--- DATASET ENTRIES ---

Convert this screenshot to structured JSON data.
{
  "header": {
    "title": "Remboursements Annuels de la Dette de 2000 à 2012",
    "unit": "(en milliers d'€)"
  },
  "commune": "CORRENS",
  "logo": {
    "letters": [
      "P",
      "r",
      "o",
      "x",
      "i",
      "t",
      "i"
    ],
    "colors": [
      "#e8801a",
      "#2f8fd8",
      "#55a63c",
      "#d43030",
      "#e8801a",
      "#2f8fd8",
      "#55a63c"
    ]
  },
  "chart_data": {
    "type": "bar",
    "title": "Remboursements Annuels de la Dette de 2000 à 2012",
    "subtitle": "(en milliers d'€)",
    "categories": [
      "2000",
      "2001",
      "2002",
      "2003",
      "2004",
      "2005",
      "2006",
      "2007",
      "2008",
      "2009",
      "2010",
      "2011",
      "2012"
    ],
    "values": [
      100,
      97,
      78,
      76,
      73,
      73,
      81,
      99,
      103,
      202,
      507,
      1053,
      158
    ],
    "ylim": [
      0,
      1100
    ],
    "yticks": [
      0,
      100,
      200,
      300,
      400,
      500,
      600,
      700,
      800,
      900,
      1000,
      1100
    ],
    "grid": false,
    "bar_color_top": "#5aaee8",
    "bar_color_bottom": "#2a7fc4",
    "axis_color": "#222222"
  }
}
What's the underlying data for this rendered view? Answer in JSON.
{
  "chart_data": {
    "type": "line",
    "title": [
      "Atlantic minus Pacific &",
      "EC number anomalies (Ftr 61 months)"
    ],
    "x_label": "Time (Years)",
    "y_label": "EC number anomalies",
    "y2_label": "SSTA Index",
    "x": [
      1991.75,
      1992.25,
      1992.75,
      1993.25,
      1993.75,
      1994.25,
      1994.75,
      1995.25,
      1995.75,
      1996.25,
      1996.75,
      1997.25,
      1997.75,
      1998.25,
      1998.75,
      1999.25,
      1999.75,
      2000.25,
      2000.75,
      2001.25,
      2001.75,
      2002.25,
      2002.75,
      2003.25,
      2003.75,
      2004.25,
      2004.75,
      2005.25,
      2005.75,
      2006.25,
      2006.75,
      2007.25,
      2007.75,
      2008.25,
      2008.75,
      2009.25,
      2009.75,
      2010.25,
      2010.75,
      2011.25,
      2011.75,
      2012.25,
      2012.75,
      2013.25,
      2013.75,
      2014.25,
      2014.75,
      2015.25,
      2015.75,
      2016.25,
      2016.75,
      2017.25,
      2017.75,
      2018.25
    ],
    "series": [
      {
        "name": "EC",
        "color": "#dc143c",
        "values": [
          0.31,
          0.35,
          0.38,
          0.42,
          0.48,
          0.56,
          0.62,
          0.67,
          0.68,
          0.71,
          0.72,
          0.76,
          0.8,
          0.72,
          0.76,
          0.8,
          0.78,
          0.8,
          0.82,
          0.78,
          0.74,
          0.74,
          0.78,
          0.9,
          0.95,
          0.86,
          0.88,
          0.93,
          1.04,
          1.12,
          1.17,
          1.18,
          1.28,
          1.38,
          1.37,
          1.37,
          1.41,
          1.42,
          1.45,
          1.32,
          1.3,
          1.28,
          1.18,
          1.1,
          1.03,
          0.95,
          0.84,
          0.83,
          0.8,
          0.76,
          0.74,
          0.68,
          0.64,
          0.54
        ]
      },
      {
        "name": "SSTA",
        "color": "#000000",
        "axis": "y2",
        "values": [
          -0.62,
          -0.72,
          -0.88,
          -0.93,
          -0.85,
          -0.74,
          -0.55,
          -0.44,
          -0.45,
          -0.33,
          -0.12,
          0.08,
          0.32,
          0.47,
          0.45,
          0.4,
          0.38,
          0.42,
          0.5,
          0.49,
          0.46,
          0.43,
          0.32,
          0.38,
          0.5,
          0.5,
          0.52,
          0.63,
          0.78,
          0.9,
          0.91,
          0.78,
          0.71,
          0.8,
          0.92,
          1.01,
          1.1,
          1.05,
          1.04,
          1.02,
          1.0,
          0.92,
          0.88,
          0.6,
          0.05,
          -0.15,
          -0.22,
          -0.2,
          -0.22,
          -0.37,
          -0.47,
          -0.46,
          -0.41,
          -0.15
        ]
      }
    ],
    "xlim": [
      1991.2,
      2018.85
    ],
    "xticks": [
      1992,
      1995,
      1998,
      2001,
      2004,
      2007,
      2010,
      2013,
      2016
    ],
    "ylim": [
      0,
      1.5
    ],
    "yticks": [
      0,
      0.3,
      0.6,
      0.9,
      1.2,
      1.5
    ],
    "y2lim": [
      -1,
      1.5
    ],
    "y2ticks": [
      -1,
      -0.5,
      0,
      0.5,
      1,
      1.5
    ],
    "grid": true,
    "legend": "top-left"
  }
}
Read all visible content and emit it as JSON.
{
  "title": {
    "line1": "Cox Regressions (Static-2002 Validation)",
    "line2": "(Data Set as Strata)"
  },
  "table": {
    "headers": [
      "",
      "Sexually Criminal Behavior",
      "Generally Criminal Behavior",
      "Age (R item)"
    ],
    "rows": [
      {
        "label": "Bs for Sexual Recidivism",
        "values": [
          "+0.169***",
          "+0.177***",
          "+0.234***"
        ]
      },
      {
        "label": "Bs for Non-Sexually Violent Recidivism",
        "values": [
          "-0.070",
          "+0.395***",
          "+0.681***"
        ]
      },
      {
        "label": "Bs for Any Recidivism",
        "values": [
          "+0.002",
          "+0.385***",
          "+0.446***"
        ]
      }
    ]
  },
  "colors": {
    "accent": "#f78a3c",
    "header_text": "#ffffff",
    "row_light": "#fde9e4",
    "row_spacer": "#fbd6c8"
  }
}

---

- _EXERCISE_
Collect the lines of the data that carry the word "Sexually".

- _RESPONSE BELOW_
      "Sexually Criminal Behavior",
        "label": "Bs for Non-Sexually Violent Recidivism",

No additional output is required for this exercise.